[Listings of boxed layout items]
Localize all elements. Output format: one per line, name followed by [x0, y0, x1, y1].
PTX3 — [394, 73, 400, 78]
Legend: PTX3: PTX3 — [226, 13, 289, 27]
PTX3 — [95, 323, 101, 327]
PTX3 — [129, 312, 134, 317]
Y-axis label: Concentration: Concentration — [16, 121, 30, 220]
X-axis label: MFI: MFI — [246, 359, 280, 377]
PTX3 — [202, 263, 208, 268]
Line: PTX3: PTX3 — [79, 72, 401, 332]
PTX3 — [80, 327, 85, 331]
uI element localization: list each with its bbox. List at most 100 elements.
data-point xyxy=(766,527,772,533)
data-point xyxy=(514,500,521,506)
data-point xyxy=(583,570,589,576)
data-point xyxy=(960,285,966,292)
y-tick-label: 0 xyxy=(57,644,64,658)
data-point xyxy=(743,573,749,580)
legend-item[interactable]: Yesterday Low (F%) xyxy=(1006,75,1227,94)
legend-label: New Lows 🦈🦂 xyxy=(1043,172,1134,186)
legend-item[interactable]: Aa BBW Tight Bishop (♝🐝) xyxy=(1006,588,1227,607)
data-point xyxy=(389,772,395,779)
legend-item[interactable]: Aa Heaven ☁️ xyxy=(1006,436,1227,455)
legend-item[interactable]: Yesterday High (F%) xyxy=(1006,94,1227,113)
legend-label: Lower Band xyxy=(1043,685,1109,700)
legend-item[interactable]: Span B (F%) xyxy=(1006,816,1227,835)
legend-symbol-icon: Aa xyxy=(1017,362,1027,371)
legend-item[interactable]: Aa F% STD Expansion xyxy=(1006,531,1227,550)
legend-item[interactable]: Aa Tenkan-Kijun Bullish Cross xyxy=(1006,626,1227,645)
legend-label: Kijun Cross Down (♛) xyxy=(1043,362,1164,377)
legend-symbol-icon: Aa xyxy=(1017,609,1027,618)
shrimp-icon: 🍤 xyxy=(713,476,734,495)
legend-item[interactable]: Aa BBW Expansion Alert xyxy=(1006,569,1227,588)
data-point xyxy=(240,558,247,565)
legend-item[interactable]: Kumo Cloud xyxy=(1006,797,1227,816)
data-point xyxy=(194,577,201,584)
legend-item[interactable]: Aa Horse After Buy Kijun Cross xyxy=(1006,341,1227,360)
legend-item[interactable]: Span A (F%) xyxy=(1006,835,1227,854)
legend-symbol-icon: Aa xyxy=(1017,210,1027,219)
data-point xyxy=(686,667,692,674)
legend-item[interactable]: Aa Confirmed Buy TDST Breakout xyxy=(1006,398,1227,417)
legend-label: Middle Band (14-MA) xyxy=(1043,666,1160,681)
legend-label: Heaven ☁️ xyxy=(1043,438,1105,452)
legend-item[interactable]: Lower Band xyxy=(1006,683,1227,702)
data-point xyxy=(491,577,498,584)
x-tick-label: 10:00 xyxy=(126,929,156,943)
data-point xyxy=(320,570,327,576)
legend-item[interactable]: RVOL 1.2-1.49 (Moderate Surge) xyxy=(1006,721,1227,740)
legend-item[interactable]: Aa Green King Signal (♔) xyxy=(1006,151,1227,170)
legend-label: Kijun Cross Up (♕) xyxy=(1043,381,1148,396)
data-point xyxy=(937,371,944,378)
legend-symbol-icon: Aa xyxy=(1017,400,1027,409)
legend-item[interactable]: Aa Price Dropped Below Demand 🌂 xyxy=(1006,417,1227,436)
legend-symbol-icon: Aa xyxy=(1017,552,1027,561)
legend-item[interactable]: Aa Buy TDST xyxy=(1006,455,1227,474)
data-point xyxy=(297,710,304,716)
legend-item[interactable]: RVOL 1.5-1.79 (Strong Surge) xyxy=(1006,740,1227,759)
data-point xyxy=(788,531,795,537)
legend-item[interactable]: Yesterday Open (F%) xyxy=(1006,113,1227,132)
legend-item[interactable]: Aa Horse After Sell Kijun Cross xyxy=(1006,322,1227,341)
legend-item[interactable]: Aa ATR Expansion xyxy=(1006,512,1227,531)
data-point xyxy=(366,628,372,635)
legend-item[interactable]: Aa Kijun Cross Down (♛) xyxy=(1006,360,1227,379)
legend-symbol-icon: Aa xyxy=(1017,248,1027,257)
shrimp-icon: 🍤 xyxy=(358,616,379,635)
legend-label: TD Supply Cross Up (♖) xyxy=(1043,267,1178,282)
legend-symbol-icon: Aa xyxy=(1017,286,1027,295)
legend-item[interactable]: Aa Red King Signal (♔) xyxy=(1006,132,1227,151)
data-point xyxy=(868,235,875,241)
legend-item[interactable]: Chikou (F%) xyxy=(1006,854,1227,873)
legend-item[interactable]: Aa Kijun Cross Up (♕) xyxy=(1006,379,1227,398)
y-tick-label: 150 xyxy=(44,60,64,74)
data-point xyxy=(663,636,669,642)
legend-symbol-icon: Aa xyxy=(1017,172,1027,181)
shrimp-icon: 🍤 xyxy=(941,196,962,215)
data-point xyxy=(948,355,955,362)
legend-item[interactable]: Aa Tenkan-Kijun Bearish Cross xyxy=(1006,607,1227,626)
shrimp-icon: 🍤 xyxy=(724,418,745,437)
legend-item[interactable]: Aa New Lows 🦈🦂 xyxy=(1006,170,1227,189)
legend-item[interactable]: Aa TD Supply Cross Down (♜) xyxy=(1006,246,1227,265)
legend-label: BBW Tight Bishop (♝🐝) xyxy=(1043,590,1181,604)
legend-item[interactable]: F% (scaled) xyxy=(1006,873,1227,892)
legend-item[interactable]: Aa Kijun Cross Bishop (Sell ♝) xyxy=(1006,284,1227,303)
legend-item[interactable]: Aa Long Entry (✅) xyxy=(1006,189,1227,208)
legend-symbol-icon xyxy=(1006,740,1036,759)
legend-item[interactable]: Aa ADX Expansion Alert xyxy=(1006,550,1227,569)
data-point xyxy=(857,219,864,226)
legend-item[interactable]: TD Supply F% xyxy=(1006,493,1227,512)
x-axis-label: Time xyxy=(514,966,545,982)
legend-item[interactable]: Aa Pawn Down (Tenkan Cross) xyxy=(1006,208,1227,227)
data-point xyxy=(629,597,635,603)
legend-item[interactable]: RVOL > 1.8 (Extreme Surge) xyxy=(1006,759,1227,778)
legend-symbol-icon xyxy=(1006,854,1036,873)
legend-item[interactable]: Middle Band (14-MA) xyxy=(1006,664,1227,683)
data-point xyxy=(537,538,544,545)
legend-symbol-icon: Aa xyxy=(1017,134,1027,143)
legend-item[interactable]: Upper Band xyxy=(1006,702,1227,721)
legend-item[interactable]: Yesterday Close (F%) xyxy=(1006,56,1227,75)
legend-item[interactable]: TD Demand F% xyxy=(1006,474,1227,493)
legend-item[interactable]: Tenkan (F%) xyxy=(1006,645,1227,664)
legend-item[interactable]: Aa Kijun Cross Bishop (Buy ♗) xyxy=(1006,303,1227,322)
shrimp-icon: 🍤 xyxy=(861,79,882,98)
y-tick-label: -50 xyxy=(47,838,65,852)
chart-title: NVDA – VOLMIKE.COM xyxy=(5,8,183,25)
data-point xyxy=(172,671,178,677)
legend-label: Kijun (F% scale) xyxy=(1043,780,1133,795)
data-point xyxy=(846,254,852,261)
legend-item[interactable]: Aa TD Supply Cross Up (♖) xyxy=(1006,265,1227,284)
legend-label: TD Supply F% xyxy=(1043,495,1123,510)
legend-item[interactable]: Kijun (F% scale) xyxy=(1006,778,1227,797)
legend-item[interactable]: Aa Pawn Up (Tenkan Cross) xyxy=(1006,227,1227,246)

■ **Work to complete**
Reproduce every line from the beginning of the records through the line containing "legend-item[interactable]: Aa BBW Tight", both included, with nothing changed.

■ **Response to the task**
Localize all elements. Output format: one per line, name followed by [x0, y0, x1, y1].
PTX3 — [394, 73, 400, 78]
Legend: PTX3: PTX3 — [226, 13, 289, 27]
PTX3 — [95, 323, 101, 327]
PTX3 — [129, 312, 134, 317]
Y-axis label: Concentration: Concentration — [16, 121, 30, 220]
X-axis label: MFI: MFI — [246, 359, 280, 377]
PTX3 — [202, 263, 208, 268]
Line: PTX3: PTX3 — [79, 72, 401, 332]
PTX3 — [80, 327, 85, 331]
uI element localization: list each with its bbox. List at most 100 elements.
data-point xyxy=(766,527,772,533)
data-point xyxy=(514,500,521,506)
data-point xyxy=(583,570,589,576)
data-point xyxy=(960,285,966,292)
y-tick-label: 0 xyxy=(57,644,64,658)
data-point xyxy=(743,573,749,580)
legend-item[interactable]: Yesterday Low (F%) xyxy=(1006,75,1227,94)
legend-label: New Lows 🦈🦂 xyxy=(1043,172,1134,186)
legend-item[interactable]: Aa BBW Tight Bishop (♝🐝) xyxy=(1006,588,1227,607)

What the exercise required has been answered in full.